» Exercise material:

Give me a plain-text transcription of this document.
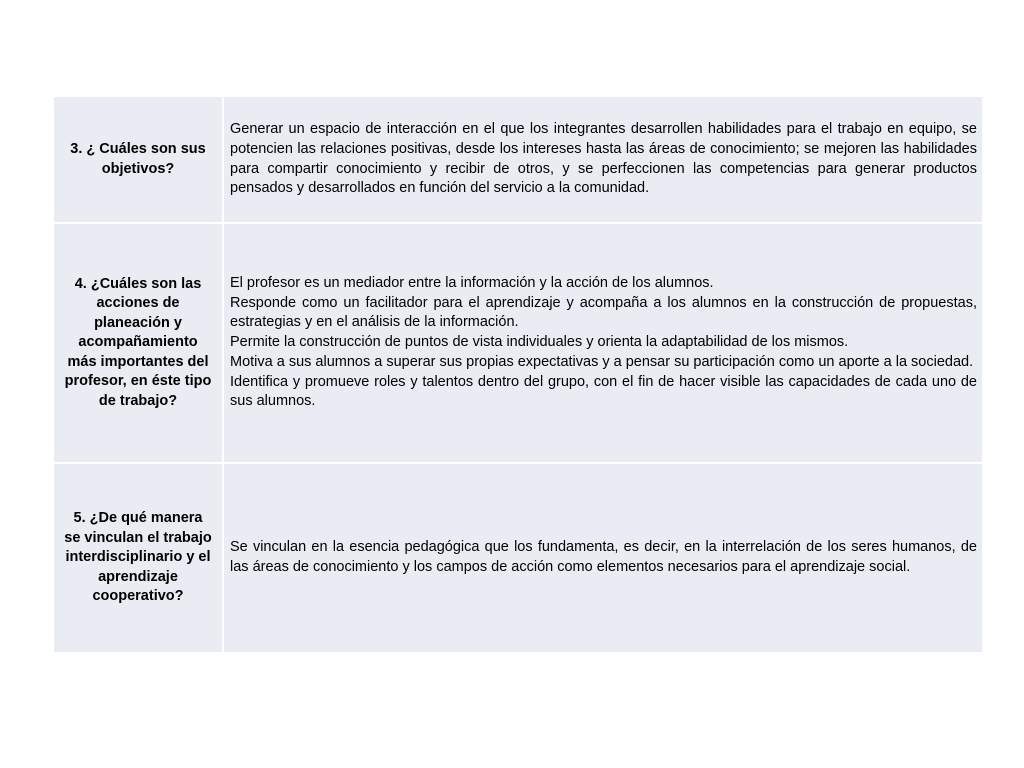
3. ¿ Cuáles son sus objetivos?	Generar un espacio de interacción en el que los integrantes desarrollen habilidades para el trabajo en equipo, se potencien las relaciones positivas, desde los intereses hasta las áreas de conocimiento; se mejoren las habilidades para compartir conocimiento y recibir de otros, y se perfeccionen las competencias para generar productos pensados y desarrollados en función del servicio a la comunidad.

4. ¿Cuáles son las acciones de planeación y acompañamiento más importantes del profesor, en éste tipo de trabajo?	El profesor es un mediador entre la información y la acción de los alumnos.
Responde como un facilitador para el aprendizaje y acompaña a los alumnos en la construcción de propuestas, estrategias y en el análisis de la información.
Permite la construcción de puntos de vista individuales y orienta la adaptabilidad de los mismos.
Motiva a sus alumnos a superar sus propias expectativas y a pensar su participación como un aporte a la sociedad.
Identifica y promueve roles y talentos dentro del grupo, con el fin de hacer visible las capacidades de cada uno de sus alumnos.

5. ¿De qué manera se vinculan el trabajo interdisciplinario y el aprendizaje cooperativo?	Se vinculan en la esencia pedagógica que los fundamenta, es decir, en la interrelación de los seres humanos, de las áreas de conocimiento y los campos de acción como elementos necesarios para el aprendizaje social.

---

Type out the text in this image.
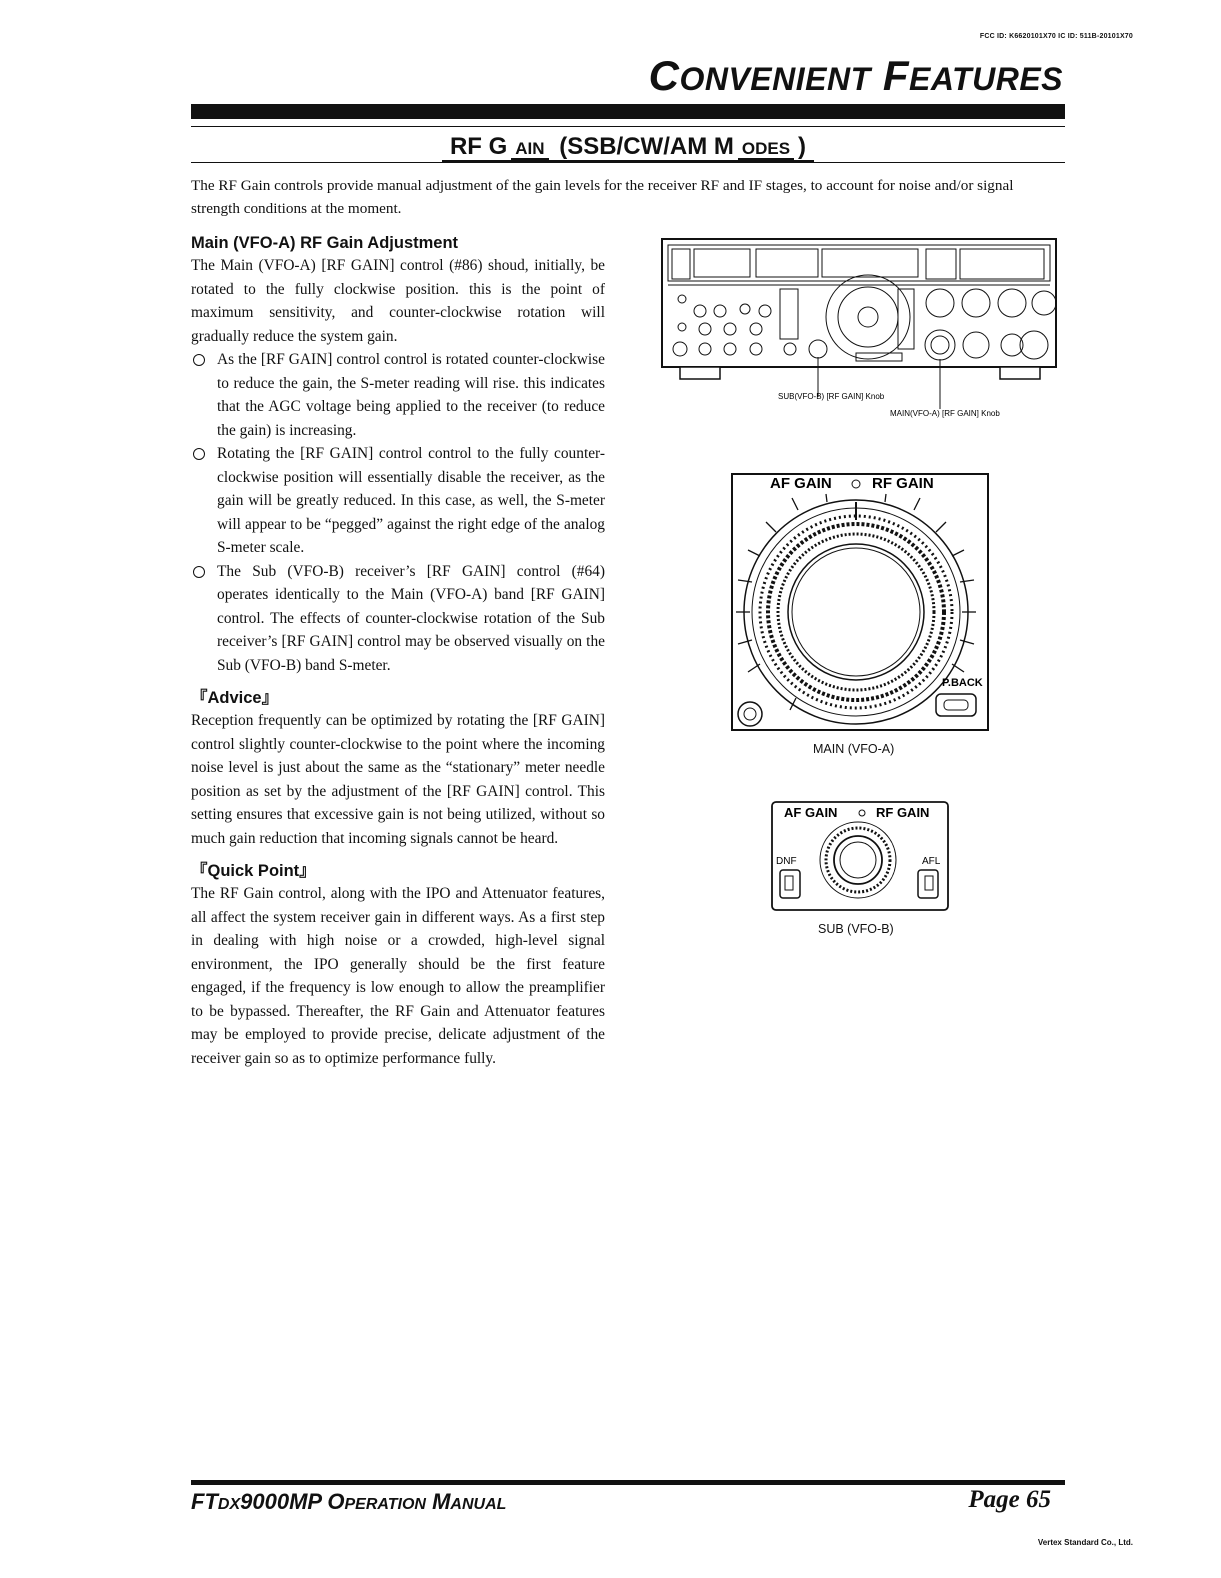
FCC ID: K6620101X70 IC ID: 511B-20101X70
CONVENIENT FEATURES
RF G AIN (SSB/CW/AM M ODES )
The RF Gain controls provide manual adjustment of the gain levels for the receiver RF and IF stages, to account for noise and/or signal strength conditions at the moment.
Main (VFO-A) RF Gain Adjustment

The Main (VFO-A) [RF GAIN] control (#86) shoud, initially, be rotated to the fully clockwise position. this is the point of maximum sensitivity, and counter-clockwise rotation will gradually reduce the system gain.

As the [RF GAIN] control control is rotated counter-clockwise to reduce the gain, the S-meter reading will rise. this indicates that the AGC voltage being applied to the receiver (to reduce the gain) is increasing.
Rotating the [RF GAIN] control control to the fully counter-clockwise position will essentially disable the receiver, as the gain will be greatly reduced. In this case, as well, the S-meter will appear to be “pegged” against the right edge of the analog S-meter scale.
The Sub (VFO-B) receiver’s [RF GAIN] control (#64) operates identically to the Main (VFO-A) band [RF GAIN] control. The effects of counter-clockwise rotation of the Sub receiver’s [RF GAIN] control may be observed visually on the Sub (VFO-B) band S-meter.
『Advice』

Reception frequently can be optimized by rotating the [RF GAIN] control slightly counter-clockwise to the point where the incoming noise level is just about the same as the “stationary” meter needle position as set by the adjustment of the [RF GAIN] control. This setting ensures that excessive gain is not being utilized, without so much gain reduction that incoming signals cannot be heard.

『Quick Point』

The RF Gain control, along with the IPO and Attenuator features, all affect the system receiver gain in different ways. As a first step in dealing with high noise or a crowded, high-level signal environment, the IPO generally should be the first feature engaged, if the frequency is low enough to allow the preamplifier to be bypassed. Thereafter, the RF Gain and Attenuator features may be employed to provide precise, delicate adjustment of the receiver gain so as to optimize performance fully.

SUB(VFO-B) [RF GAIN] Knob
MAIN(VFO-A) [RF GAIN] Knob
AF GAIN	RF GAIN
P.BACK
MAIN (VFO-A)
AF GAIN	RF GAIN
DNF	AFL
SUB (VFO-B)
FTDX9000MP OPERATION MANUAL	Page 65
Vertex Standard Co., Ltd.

» Description of the task: Lines that hold "rotation" are the ones to copy; find all of them.

» The response:
The Main (VFO-A) [RF GAIN] control (#86) shoud, initially, be rotated to the fully clockwise position. this is the point of maximum sensitivity, and counter-clockwise rotation will gradually reduce the system gain.
The Sub (VFO-B) receiver’s [RF GAIN] control (#64) operates identically to the Main (VFO-A) band [RF GAIN] control. The effects of counter-clockwise rotation of the Sub receiver’s [RF GAIN] control may be observed visually on the Sub (VFO-B) band S-meter.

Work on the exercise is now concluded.